◆ Goal ◆
Every line of the data that contains the string "Республики" must be copied.

* * * * * * *

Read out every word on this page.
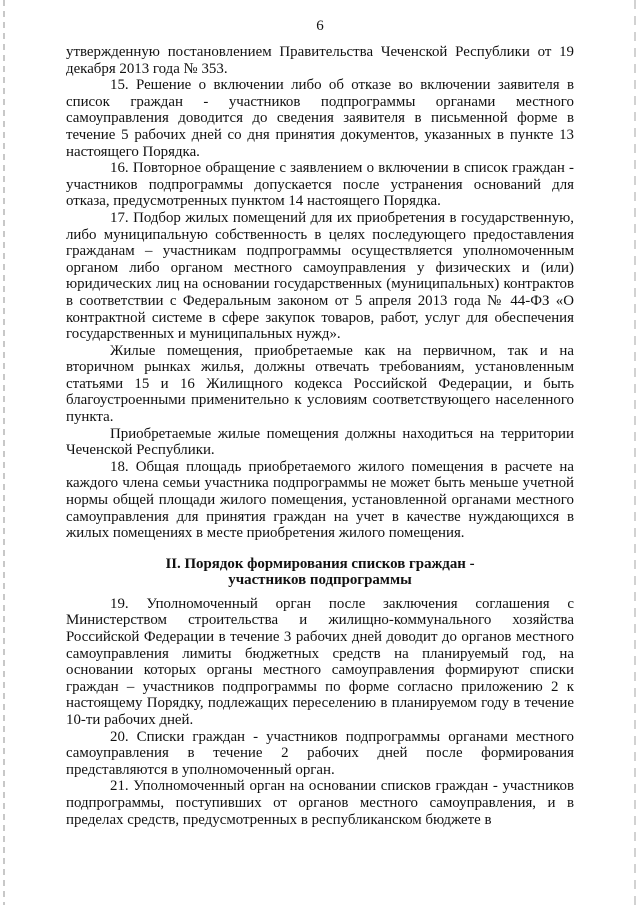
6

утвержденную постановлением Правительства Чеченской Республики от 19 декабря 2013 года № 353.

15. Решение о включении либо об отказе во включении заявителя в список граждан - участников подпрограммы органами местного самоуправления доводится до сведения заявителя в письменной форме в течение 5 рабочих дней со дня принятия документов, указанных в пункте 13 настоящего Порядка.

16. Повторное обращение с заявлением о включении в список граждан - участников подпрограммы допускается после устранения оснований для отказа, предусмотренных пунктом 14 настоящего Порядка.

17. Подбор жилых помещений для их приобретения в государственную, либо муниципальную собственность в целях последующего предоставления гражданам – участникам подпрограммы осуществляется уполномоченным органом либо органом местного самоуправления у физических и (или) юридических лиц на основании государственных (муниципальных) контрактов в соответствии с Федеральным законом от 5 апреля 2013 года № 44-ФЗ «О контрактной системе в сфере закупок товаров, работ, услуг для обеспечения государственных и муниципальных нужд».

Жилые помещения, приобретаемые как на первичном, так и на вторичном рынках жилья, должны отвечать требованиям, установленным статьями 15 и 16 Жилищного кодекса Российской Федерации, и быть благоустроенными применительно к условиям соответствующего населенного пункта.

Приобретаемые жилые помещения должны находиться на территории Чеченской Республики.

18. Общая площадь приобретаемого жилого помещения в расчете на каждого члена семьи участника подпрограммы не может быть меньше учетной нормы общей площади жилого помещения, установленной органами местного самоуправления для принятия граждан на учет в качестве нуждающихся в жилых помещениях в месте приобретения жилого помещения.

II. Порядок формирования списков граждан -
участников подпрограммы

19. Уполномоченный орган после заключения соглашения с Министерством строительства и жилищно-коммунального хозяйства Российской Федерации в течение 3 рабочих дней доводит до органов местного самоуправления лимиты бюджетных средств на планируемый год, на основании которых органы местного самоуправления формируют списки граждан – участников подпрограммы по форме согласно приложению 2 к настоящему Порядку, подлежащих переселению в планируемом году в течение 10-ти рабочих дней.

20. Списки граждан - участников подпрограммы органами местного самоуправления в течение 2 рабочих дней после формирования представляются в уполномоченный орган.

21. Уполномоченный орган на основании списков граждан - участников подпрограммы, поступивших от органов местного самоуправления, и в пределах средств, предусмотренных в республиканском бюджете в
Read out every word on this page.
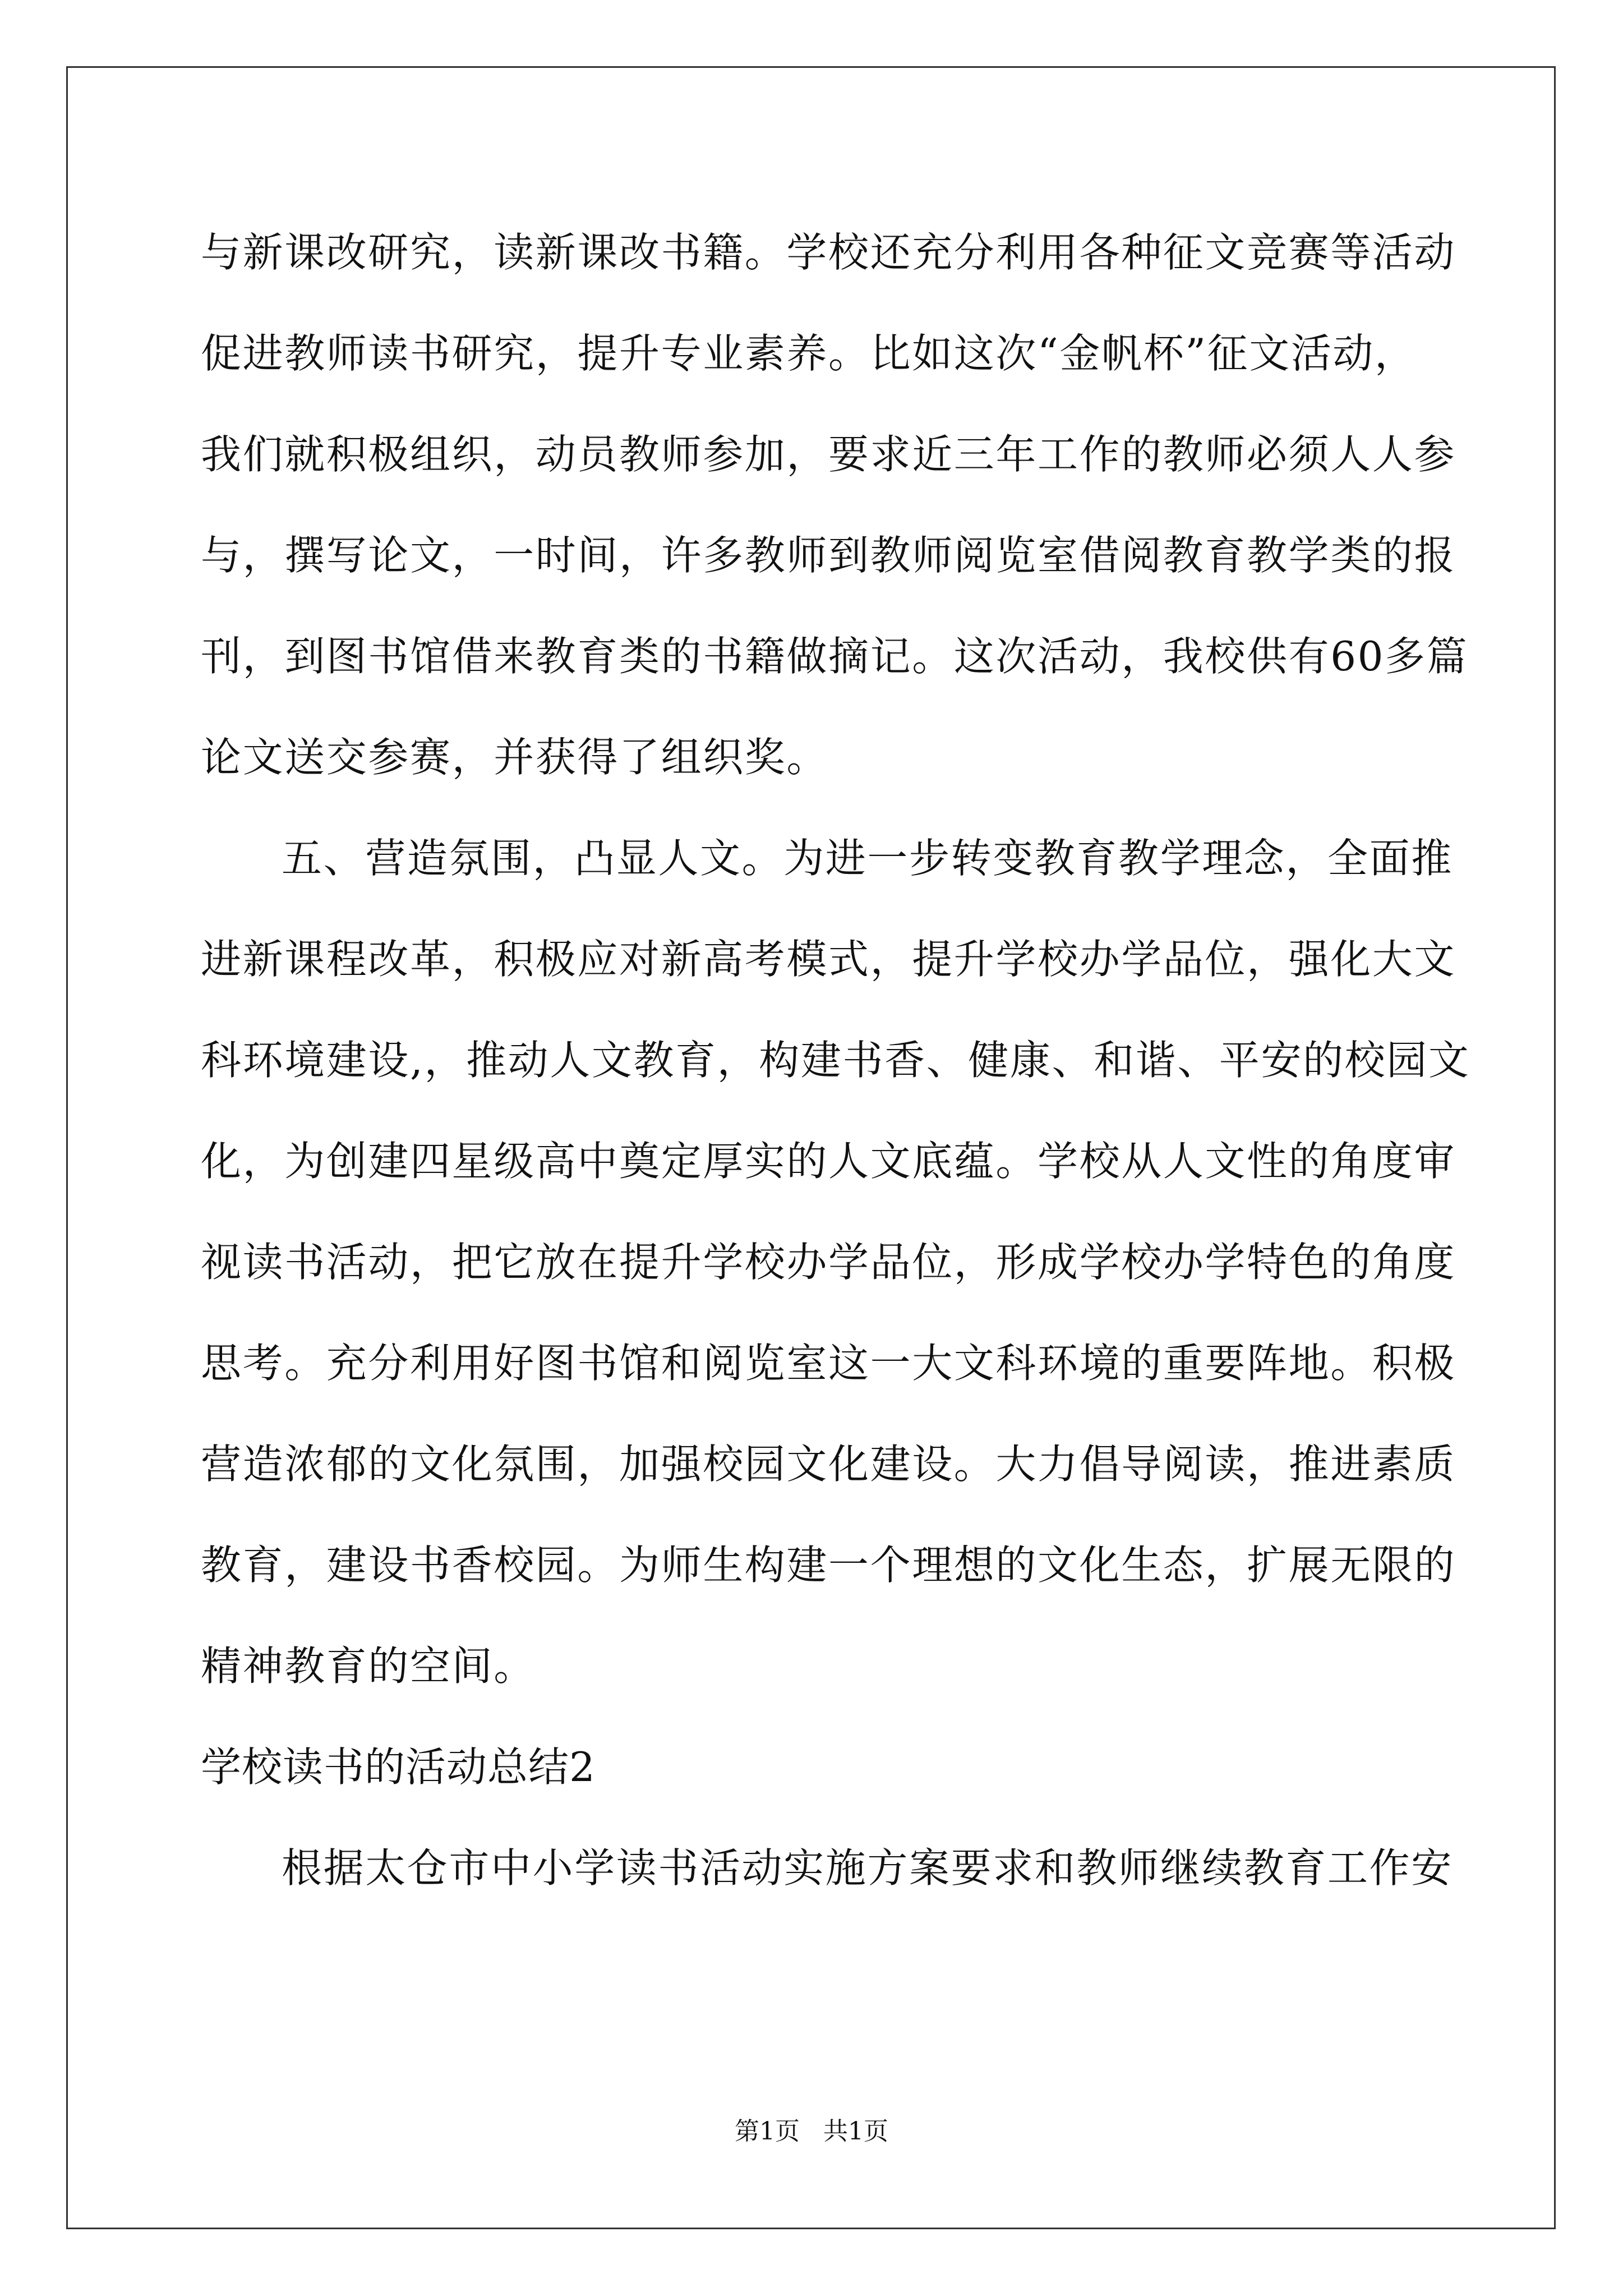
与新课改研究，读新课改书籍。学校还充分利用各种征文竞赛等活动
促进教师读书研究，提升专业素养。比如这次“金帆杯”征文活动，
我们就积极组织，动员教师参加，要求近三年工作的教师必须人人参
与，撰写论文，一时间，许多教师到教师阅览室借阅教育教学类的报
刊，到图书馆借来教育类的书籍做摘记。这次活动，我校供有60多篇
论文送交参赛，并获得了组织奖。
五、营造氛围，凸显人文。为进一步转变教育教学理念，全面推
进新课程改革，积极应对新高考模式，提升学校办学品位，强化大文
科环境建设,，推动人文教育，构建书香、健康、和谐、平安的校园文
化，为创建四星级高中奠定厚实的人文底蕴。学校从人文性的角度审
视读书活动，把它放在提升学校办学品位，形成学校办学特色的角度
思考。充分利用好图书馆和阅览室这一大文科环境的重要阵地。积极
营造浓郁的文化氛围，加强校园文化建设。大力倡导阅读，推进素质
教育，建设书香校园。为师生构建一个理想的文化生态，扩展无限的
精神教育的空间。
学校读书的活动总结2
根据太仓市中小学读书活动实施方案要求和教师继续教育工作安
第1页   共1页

* * * * * * *

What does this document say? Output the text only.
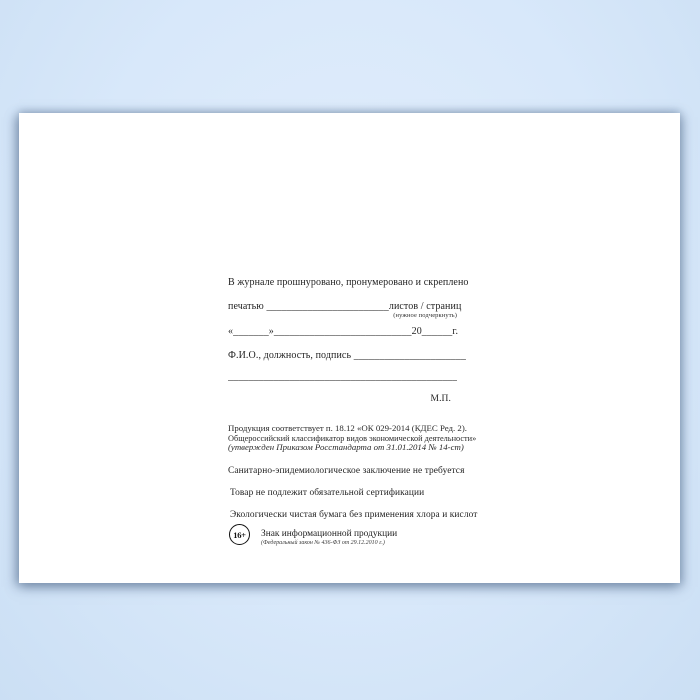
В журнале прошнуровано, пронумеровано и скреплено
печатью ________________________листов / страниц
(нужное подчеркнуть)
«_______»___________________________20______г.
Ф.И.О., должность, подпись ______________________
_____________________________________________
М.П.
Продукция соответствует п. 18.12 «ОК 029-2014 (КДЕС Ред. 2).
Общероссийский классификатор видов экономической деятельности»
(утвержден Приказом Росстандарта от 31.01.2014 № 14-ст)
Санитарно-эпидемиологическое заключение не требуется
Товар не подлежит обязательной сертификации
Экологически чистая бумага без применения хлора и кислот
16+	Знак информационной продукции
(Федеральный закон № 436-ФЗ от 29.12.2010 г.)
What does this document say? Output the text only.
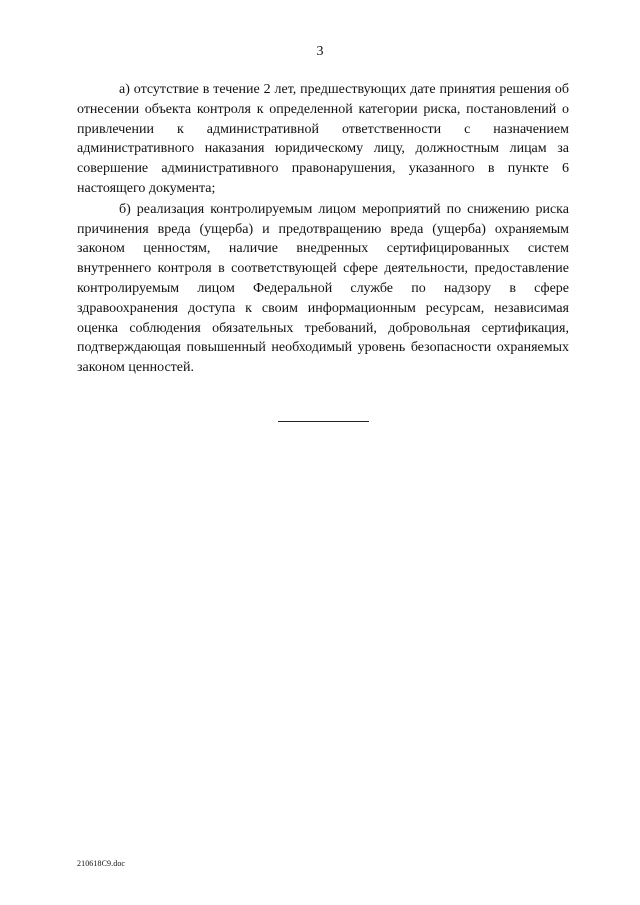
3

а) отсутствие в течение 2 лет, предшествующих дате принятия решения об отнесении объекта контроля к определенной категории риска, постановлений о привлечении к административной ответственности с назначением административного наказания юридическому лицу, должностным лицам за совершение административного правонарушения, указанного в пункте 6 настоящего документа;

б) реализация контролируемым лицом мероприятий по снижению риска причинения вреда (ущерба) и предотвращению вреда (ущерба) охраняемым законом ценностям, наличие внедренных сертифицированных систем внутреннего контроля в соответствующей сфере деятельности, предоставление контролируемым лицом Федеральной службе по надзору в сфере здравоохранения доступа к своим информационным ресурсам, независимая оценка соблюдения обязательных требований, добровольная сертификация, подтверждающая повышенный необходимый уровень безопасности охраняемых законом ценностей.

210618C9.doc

* * * * * * *

◆ Output ◆
утвержденную постановлением Правительства Чеченской Республики от 19 декабря 2013 года № 353.
Приобретаемые жилые помещения должны находиться на территории Чеченской Республики.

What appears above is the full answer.